▶ _Work to do_
Show all lines from the data that include the word "verified".

▶ _Listed records_
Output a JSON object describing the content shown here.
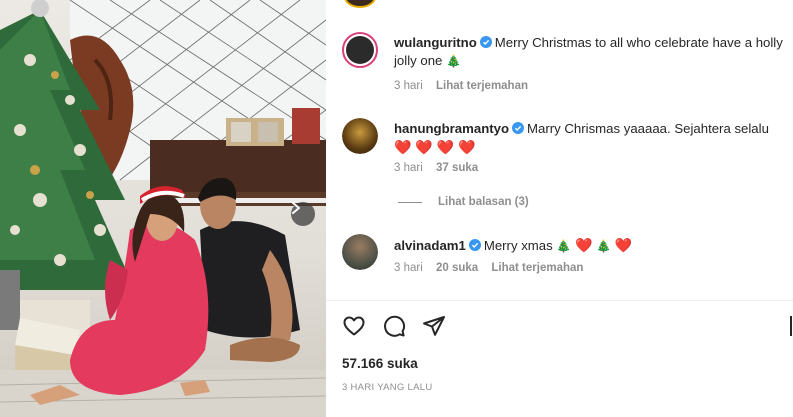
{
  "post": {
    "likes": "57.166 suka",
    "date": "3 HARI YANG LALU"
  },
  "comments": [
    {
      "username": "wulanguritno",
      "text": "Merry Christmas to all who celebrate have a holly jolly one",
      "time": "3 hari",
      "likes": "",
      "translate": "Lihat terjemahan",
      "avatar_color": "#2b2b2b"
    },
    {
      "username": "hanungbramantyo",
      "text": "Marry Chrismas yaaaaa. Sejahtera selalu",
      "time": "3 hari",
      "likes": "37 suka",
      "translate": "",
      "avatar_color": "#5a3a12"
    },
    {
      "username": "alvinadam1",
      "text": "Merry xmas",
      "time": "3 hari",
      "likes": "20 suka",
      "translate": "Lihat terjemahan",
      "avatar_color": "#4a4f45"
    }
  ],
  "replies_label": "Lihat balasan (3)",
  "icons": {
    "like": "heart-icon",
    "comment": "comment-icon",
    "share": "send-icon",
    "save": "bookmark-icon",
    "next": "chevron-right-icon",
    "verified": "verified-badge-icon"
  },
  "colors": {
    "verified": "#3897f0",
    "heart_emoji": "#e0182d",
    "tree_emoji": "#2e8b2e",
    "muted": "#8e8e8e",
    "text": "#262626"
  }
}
...
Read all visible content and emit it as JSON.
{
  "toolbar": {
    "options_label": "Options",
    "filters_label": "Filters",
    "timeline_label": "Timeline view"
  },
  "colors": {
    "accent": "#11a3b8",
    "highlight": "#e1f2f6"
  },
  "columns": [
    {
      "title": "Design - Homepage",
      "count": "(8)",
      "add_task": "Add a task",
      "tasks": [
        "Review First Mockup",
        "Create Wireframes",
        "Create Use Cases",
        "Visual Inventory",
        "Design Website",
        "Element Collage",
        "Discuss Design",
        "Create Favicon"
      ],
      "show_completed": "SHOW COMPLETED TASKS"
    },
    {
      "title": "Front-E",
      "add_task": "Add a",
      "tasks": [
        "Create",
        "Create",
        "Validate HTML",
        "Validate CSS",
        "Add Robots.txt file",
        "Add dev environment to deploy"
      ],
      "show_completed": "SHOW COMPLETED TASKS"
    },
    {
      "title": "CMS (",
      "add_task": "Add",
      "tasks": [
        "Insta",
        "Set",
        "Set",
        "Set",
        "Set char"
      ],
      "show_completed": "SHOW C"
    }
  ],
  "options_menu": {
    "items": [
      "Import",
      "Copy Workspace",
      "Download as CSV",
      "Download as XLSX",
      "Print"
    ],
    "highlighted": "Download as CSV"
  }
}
---
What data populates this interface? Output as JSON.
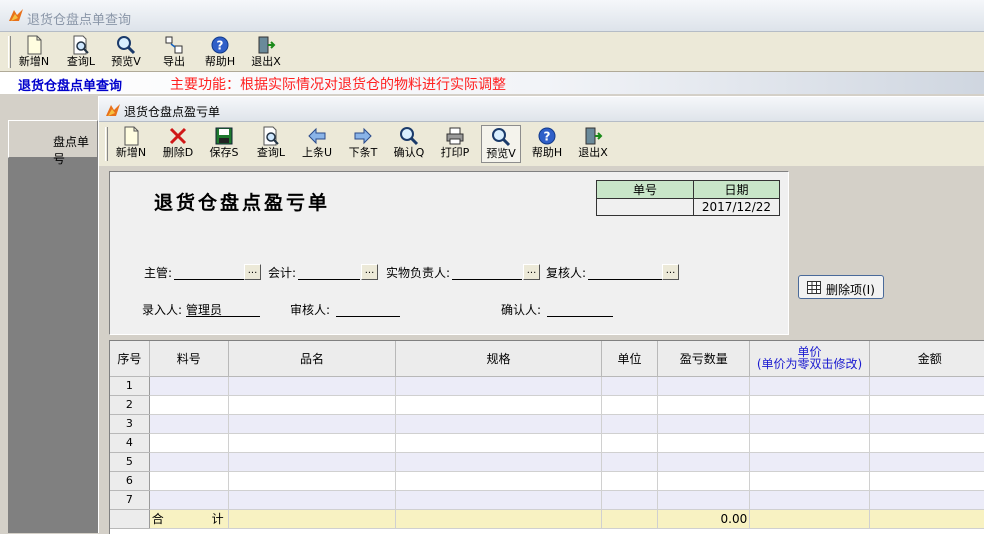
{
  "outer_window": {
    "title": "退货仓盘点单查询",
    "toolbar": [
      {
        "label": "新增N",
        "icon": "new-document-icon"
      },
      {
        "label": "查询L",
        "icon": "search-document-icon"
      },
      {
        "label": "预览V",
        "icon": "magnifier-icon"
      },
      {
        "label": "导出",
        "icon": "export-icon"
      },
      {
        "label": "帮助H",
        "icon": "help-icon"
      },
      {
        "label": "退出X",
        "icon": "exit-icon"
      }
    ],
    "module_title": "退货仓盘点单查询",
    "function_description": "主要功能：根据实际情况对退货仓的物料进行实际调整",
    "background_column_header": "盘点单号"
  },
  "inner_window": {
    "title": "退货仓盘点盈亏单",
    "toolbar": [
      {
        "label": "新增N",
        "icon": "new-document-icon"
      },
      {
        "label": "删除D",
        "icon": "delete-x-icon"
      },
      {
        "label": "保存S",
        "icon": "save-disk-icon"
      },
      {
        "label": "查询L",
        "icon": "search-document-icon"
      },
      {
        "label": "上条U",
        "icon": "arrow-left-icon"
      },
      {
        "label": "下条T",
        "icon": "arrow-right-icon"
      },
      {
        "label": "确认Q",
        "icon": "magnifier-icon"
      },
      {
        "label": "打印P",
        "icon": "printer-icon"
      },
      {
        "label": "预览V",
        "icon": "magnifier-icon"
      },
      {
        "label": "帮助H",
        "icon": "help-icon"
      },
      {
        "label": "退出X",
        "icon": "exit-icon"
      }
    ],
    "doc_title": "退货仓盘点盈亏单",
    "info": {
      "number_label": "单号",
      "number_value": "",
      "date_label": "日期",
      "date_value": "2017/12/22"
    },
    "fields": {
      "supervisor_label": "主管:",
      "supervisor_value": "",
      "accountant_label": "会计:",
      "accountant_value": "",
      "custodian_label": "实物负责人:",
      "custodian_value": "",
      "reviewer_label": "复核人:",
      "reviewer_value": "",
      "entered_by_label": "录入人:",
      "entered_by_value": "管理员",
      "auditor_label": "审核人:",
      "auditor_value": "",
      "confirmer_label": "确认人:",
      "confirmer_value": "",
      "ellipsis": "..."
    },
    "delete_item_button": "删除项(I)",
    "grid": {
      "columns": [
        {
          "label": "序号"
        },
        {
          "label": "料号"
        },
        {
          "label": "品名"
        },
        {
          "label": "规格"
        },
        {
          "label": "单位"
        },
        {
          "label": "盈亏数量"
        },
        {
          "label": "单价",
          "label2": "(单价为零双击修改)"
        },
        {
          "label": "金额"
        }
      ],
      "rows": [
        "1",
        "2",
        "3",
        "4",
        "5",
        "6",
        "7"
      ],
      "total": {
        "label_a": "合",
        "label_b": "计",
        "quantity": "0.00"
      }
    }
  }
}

▶ _The answer_
    "verified": "verified-badge-icon"
    "verified": "#3897f0",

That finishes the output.